Work required
Each line in the entries below that holds the string "this" is to be listed.

Dataset entries:
★ ★ ★ ★ ★ ★ ★

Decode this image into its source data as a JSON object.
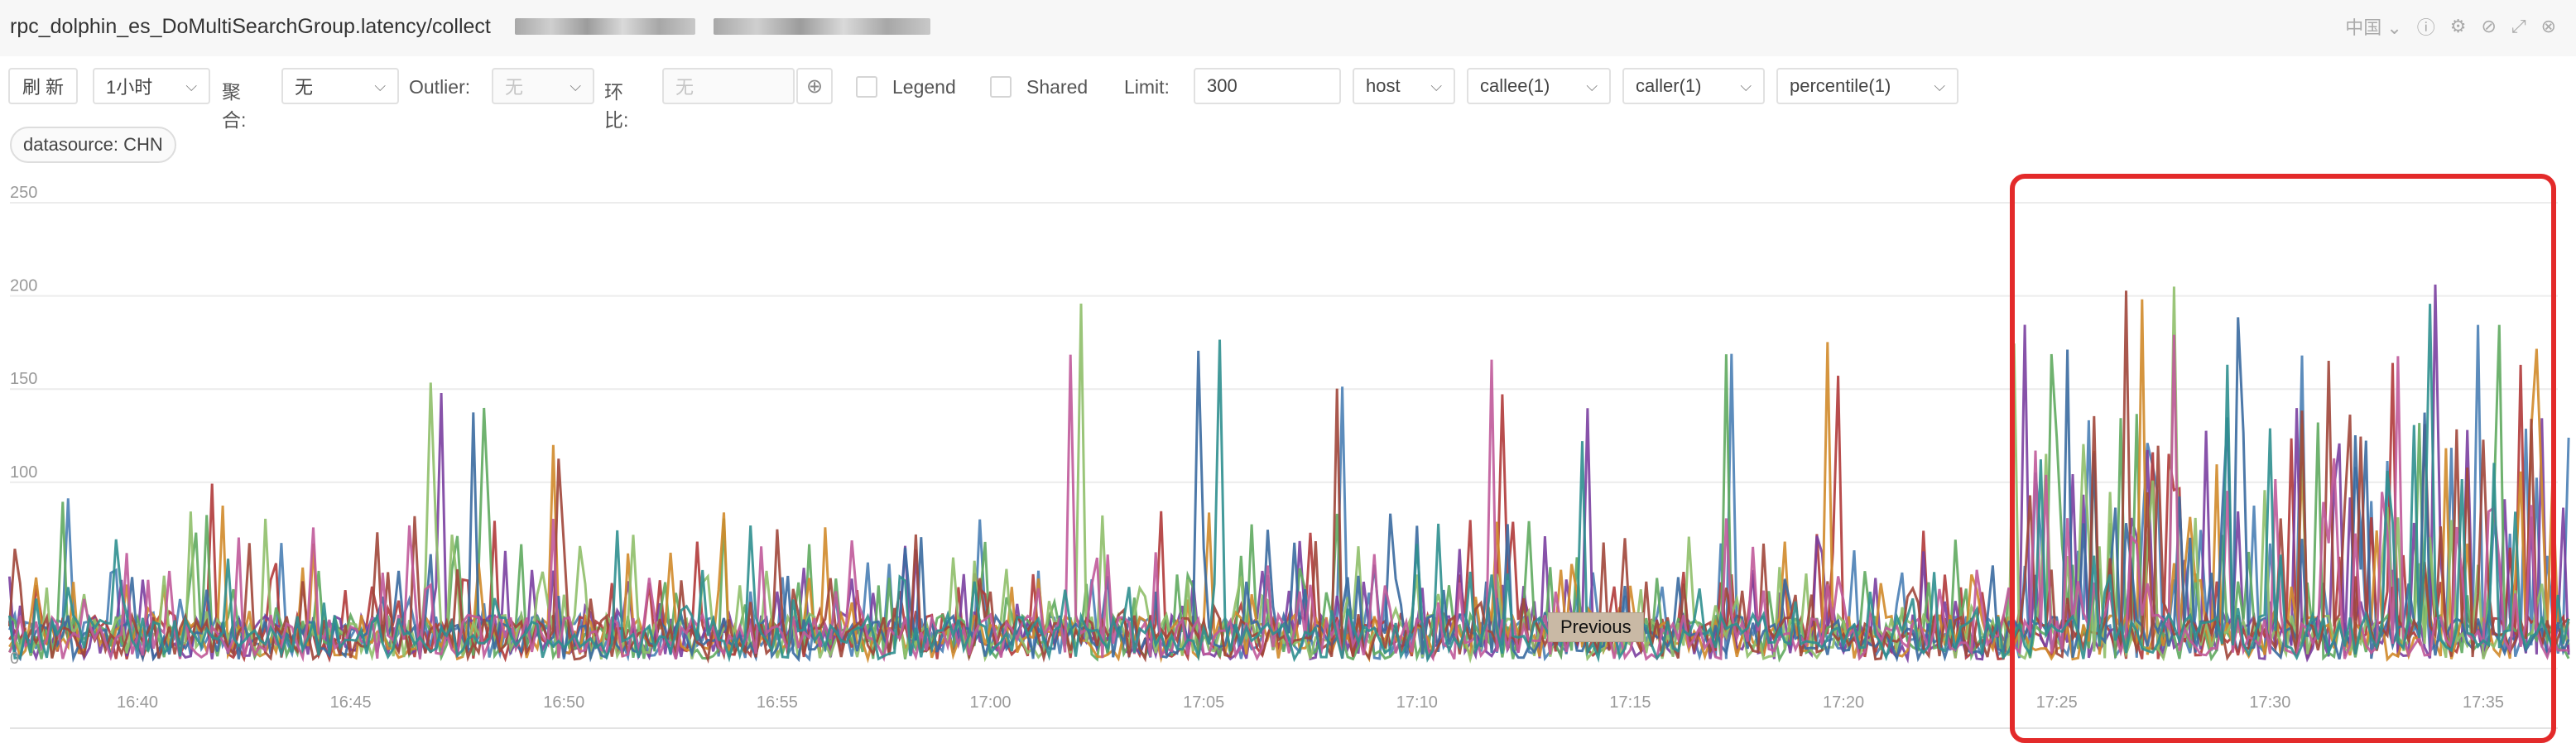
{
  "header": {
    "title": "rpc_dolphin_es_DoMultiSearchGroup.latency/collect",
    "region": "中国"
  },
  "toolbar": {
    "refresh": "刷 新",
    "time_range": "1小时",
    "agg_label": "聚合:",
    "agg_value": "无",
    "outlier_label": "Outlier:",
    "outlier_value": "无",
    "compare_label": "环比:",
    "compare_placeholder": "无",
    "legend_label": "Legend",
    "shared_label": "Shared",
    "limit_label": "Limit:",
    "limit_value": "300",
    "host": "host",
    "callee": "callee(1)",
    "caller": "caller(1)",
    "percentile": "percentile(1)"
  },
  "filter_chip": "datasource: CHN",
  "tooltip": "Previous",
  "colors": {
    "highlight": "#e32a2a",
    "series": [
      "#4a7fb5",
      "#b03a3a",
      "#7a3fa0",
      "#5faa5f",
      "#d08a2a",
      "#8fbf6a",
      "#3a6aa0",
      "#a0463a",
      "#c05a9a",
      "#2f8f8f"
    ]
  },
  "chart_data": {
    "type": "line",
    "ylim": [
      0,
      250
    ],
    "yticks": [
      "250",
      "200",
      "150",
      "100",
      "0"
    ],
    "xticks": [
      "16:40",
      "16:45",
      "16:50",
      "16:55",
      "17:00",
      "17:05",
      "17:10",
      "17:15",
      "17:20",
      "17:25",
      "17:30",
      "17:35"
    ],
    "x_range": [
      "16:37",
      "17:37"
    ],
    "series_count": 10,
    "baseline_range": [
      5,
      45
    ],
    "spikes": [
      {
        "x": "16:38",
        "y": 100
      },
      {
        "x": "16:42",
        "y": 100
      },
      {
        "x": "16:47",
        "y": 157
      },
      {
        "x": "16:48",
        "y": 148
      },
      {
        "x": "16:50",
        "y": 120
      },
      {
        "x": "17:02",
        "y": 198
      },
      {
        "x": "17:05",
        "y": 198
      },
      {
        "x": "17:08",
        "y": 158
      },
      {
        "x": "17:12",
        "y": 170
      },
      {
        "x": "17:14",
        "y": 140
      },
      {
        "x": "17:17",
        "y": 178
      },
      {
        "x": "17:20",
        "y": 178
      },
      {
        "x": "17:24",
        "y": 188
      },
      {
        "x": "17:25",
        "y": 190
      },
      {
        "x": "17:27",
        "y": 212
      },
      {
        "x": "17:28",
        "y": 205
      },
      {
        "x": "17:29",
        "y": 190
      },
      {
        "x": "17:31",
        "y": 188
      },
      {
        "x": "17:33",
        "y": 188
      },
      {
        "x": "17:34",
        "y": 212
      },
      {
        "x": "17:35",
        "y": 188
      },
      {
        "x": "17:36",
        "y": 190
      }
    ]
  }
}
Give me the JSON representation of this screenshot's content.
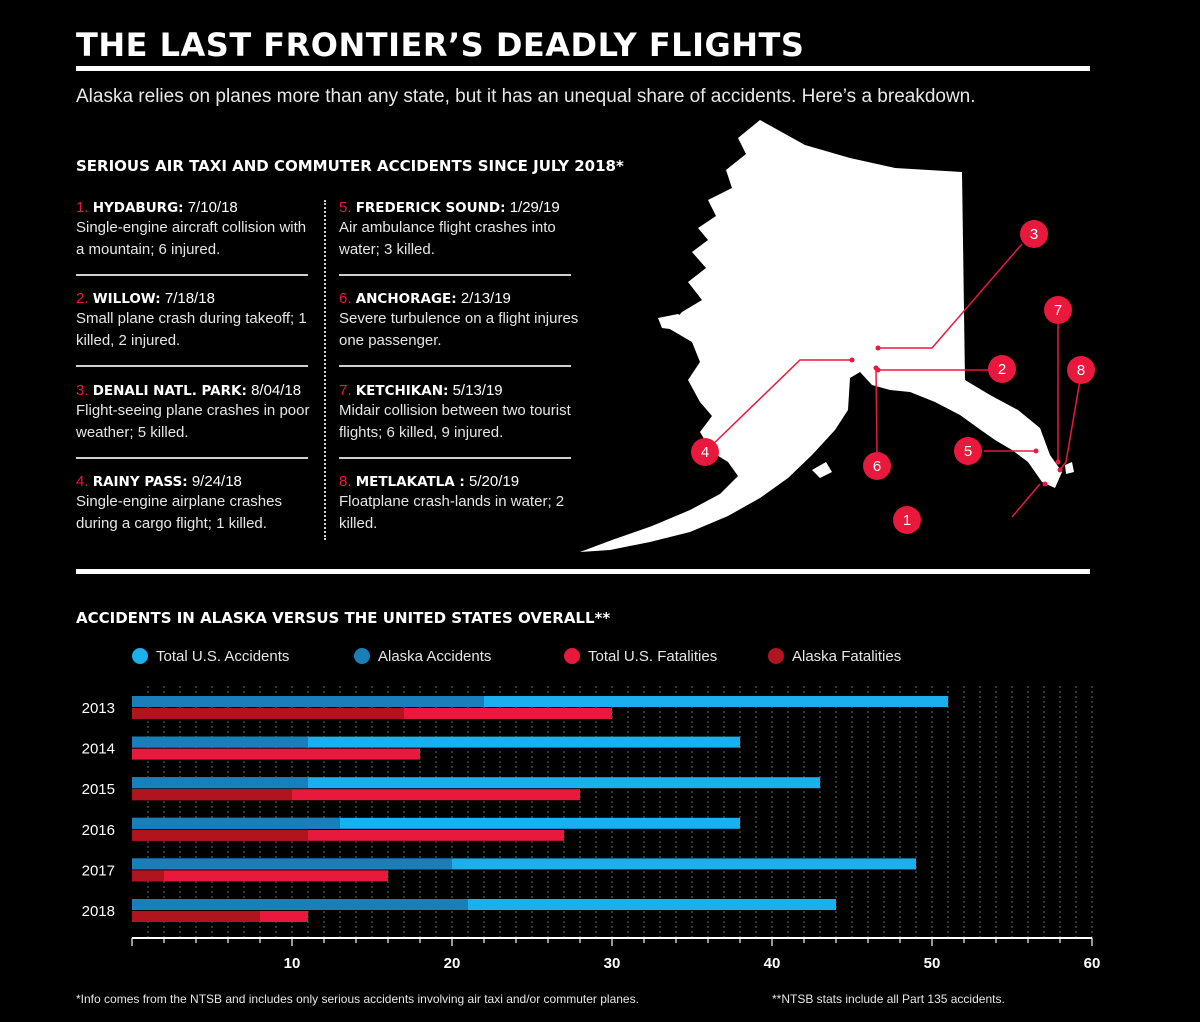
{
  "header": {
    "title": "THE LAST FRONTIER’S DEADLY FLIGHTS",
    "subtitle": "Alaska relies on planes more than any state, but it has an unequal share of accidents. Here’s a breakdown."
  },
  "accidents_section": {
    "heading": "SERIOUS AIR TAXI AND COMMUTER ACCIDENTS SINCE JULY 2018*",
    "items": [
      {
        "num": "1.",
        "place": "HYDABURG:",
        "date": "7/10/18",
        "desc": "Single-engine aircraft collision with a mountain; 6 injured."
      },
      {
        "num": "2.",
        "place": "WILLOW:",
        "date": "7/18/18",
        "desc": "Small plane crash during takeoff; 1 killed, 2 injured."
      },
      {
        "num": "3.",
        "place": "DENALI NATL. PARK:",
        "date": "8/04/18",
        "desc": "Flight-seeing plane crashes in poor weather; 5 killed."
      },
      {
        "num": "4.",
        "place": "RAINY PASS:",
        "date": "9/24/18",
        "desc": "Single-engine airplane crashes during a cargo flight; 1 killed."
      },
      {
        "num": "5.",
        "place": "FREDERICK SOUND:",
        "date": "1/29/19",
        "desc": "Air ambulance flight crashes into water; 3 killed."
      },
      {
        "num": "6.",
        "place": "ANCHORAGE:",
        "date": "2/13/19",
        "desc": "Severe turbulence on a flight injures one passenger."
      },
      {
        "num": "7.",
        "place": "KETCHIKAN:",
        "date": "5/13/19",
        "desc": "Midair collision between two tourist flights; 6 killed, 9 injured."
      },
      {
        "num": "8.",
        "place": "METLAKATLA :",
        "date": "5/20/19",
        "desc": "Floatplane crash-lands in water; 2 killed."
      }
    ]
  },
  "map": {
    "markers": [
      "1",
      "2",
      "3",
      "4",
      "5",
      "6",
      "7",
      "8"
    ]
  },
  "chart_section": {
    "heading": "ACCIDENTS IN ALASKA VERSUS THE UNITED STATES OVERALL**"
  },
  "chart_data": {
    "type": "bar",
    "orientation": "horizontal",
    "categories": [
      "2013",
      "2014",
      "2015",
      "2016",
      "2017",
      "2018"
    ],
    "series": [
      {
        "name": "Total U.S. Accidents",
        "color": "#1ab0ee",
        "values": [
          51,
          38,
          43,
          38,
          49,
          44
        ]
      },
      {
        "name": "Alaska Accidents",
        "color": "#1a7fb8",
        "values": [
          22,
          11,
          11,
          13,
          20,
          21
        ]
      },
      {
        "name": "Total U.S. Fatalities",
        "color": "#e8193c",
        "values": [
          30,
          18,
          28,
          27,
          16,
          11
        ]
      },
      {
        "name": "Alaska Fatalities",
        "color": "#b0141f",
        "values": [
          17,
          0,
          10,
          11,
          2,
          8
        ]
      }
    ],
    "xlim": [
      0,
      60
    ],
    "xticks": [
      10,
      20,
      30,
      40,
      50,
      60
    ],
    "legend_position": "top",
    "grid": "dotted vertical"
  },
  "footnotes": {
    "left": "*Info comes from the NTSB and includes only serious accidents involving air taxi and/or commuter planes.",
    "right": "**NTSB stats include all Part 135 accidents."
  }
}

★ ★ ★ ★ ★ ★ ★

Exercise response
Decode this image into its source data as a JSON object.
Give me the JSON representation of this screenshot's content.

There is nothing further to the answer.